# [Figure record listings]

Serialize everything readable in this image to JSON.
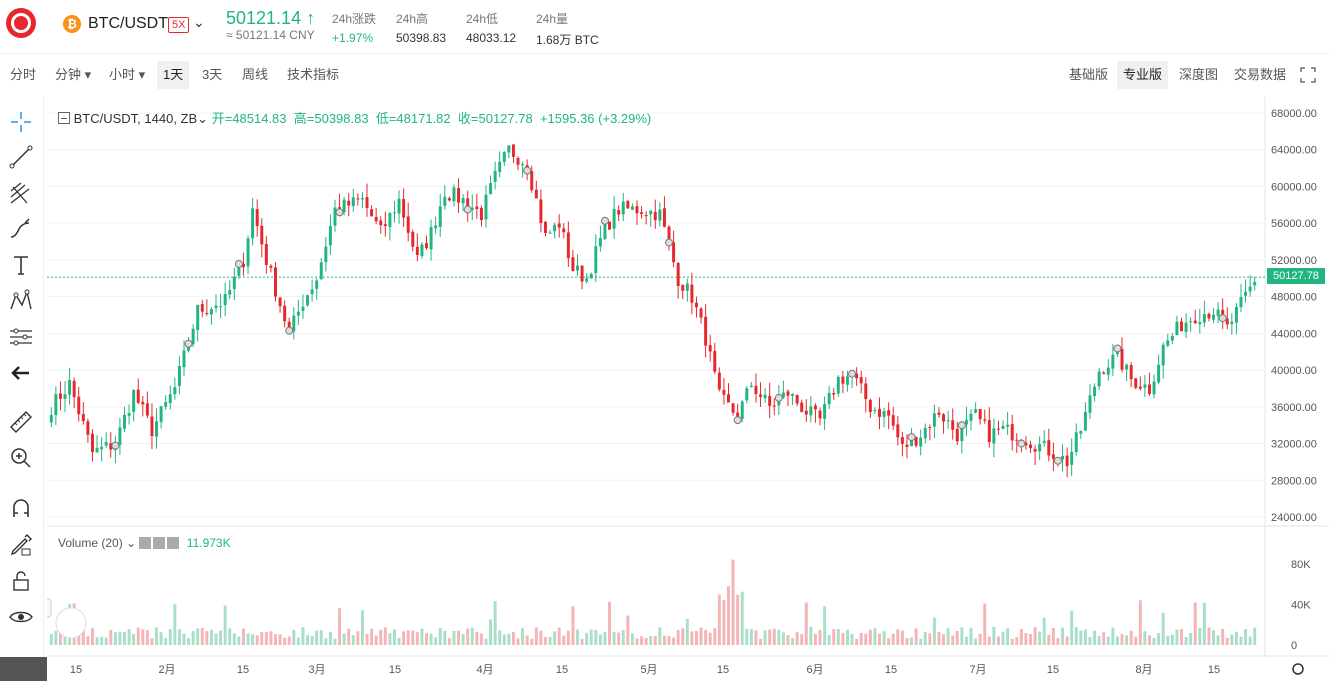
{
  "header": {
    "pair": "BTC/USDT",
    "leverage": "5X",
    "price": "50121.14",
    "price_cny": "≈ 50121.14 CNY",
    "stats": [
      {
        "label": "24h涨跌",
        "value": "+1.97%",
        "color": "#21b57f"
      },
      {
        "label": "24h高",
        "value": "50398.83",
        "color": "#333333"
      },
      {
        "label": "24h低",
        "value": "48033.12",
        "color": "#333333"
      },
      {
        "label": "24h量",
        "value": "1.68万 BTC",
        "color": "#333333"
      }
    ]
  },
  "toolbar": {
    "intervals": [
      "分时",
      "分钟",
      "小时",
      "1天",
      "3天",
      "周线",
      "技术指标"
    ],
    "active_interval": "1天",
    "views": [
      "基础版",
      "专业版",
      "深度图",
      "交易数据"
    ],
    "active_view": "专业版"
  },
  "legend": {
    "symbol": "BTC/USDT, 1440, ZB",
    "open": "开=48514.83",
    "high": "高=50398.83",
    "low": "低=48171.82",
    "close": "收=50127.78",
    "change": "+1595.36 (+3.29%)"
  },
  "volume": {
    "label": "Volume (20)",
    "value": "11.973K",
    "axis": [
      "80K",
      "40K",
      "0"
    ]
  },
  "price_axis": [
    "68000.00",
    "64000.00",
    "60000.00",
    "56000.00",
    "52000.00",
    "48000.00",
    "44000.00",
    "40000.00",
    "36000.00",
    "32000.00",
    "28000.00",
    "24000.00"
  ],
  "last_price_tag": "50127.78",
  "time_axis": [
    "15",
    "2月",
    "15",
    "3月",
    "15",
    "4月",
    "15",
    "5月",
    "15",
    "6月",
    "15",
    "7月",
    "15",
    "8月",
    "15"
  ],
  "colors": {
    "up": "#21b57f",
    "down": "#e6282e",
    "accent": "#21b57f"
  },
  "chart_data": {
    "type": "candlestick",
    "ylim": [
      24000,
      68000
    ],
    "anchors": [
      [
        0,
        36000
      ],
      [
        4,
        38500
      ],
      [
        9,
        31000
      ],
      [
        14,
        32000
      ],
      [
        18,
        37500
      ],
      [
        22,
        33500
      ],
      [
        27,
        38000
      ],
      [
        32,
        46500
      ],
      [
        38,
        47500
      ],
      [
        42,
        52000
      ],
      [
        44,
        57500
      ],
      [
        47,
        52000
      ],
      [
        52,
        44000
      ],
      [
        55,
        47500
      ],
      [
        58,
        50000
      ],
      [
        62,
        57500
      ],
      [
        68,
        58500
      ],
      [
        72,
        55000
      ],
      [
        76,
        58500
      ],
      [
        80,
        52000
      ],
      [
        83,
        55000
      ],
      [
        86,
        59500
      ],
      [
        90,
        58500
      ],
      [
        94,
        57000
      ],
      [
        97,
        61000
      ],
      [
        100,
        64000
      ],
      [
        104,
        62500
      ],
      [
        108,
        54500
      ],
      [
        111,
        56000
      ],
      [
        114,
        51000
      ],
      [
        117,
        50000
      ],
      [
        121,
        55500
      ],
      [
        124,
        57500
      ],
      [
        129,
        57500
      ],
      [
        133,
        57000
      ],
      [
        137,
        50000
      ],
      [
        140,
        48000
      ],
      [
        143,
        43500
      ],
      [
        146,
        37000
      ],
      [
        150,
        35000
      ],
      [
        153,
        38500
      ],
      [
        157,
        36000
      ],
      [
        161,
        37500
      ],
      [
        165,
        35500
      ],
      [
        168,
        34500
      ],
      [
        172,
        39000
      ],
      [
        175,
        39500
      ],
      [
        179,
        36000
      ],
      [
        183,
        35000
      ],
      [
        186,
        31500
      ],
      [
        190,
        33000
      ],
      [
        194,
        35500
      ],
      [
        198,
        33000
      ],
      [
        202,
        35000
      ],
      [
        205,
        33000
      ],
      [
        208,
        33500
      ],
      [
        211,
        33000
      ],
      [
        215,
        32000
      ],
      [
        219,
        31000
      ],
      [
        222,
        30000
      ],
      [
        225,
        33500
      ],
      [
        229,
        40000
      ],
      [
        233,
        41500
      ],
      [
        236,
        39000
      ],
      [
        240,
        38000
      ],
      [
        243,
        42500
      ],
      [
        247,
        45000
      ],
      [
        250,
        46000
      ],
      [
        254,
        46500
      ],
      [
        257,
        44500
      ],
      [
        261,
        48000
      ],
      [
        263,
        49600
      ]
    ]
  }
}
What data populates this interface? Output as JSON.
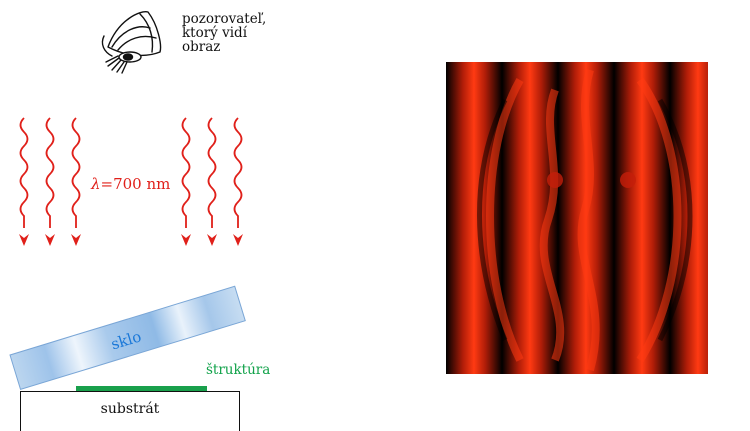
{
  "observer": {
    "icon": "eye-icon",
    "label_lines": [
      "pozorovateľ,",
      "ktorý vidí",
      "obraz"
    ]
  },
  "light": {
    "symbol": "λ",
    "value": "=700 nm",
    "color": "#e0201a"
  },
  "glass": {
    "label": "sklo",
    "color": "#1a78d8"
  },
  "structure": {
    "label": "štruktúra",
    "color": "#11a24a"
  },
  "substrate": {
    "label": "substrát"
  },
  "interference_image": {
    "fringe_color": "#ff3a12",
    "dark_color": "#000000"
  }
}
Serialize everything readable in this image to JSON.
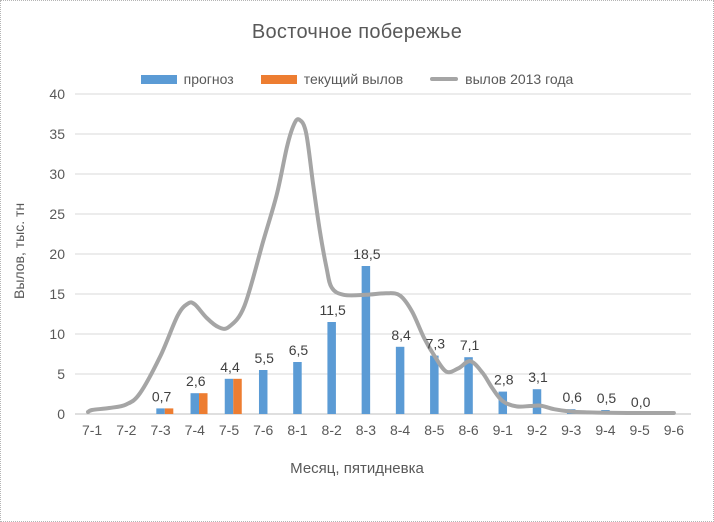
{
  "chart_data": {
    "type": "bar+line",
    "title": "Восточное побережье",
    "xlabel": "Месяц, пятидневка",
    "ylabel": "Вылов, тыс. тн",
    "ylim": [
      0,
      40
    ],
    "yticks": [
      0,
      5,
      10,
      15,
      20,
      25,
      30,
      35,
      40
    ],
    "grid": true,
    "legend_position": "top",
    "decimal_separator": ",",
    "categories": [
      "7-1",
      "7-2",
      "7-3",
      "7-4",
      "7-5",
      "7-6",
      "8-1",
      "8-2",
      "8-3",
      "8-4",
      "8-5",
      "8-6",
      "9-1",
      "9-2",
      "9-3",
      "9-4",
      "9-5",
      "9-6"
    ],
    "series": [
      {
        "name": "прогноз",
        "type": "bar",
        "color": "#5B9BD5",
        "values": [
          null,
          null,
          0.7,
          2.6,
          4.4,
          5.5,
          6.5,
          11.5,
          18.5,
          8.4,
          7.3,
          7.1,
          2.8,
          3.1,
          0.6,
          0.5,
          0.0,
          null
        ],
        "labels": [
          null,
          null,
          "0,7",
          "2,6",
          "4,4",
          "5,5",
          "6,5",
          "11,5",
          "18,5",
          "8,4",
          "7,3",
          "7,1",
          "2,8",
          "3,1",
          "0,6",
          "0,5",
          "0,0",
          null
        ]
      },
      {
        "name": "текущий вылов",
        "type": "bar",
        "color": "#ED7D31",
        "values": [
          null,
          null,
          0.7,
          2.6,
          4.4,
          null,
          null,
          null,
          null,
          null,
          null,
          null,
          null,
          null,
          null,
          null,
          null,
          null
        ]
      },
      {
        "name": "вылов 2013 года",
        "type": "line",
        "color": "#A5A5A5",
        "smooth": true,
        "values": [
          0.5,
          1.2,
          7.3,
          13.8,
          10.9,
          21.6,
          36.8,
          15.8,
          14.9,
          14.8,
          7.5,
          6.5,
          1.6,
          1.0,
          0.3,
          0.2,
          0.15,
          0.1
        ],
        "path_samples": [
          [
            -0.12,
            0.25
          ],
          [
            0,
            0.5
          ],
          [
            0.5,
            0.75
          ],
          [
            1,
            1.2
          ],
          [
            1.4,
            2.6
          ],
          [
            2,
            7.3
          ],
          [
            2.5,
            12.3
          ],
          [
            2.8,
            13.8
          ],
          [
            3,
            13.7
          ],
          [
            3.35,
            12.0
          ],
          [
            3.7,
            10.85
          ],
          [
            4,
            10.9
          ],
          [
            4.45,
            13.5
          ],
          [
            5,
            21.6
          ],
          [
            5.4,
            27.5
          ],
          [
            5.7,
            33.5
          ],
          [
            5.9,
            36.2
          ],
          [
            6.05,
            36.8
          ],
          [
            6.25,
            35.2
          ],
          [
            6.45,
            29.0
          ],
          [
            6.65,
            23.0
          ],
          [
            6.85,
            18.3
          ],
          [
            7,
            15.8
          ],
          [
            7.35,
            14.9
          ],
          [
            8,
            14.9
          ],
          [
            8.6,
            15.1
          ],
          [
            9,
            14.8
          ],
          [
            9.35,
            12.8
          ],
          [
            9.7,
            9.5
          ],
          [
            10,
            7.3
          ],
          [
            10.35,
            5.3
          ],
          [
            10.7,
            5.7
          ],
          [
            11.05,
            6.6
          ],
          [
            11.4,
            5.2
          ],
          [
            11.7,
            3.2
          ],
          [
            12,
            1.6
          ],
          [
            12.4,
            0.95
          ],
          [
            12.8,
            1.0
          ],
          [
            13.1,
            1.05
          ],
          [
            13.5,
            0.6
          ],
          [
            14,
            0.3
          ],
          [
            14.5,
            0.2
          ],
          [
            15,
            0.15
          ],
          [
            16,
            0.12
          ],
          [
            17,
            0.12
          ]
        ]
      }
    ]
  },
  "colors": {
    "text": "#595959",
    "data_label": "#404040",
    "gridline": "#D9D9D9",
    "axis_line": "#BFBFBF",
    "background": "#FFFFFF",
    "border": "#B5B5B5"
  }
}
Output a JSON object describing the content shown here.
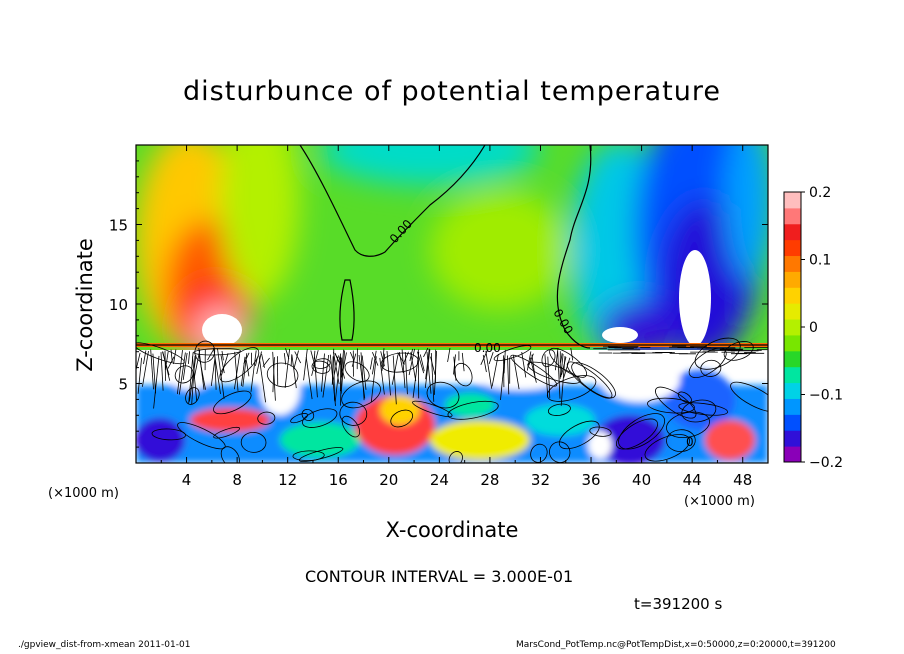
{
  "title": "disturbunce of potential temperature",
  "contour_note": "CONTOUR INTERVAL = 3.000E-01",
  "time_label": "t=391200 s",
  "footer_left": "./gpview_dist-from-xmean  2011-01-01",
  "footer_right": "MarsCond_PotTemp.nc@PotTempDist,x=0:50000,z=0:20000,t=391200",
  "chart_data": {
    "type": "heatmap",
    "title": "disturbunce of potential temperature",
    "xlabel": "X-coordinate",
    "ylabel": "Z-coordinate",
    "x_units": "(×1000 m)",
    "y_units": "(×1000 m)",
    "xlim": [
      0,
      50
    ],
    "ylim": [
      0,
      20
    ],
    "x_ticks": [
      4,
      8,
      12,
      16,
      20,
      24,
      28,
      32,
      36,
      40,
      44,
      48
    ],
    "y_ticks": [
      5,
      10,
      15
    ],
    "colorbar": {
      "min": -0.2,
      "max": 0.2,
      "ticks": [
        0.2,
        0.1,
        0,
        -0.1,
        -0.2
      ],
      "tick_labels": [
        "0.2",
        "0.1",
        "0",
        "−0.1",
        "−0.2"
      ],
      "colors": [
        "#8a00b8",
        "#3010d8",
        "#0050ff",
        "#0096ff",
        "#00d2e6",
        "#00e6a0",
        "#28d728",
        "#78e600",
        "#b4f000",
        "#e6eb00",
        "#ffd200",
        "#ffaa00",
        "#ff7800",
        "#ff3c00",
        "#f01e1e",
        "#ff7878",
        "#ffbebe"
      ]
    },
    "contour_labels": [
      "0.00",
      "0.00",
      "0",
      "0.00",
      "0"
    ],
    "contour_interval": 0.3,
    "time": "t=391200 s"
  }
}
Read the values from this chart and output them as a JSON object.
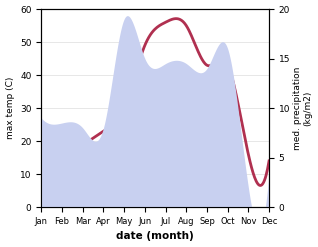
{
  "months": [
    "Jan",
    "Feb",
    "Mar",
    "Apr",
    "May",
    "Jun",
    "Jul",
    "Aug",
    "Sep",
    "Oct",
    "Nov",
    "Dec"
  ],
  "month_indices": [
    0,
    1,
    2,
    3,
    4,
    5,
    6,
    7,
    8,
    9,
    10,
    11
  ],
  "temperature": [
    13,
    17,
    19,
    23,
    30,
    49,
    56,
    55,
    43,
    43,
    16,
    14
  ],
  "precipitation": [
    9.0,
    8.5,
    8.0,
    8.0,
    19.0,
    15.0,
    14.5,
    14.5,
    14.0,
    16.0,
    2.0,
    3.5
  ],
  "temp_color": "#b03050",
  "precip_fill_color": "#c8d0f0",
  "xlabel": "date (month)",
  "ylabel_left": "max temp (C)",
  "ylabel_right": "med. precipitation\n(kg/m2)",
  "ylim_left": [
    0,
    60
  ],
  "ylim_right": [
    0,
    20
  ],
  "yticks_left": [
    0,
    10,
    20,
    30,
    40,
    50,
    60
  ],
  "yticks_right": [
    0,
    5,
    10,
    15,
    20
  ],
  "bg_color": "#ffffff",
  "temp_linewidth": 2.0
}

# [Written problem]
Go over the records above and tally the lines with the word "temperature" in them. Give the number alone.

# [Answer in full]
3